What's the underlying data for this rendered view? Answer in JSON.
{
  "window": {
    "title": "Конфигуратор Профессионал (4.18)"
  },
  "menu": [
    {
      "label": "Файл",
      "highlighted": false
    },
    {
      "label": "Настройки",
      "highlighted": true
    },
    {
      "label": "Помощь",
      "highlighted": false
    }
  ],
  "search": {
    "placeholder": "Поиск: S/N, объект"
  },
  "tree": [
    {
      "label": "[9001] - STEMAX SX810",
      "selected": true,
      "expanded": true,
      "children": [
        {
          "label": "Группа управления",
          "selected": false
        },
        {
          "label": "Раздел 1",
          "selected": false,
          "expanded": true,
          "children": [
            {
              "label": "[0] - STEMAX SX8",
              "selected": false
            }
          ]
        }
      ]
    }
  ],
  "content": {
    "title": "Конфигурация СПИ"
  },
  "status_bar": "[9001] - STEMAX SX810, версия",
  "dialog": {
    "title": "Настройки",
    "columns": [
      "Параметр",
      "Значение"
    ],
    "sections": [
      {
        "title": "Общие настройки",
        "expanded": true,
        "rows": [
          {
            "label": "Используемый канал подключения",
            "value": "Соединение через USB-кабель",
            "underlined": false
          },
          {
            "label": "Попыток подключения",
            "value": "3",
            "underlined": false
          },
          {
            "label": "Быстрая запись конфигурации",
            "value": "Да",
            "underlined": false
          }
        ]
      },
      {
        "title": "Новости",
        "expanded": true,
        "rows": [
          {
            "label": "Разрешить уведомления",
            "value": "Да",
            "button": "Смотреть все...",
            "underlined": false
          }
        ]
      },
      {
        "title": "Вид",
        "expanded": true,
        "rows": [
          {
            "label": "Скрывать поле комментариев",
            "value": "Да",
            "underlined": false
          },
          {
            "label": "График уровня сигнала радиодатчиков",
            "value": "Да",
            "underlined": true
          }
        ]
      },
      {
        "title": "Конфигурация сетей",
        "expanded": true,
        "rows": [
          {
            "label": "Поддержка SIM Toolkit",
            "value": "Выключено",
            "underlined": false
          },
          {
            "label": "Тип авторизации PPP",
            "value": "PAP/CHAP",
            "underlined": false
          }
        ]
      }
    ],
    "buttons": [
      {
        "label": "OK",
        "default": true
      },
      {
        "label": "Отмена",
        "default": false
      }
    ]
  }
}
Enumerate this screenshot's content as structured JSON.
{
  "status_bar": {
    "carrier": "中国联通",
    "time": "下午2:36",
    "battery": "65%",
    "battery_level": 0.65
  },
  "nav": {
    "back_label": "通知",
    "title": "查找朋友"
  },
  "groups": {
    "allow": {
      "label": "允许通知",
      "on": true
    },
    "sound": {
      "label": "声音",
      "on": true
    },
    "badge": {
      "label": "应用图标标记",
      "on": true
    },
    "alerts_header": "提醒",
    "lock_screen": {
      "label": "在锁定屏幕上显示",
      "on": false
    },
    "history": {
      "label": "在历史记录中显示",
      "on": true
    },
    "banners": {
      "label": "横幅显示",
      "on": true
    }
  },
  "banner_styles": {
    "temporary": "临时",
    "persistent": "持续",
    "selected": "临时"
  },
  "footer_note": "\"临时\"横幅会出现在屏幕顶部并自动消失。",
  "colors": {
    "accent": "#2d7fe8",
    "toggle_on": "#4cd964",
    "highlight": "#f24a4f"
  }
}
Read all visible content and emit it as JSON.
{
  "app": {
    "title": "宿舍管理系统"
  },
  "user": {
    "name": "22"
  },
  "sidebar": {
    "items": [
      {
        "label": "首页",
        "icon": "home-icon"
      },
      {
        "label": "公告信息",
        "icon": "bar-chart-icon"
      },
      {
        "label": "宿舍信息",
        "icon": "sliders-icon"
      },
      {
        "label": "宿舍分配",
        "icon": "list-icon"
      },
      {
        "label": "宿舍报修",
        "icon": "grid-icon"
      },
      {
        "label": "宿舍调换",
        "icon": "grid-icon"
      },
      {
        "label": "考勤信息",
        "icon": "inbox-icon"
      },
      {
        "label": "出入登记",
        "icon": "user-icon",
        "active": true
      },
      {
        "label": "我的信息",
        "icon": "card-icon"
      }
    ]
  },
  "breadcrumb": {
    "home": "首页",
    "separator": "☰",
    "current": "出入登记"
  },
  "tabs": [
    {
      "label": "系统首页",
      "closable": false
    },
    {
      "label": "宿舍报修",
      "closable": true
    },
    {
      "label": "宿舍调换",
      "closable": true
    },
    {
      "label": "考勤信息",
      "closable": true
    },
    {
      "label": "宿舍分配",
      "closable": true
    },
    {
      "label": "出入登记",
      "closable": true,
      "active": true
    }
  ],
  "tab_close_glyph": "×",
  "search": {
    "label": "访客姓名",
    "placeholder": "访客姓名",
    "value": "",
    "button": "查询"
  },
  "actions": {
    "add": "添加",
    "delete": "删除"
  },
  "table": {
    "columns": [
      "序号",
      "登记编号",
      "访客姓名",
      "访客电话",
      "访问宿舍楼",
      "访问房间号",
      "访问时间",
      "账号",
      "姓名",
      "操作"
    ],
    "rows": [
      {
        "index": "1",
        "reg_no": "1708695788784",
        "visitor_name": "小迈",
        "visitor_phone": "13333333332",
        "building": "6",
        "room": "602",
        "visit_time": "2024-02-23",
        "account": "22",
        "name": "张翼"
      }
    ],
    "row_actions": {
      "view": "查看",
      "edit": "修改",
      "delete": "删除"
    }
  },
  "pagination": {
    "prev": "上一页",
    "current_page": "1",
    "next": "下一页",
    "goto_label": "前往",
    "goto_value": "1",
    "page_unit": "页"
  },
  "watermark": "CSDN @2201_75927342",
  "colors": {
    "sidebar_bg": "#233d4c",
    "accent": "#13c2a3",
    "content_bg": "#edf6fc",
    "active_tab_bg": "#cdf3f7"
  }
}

━━━━━━━━━━━━━━━━

PROBLEM DETAILS: List the lines of the material in which the word "STEMAX" occurs.

RESPONSE:
      "label": "[9001] - STEMAX SX810",
              "label": "[0] - STEMAX SX8",
  "status_bar": "[9001] - STEMAX SX810, версия",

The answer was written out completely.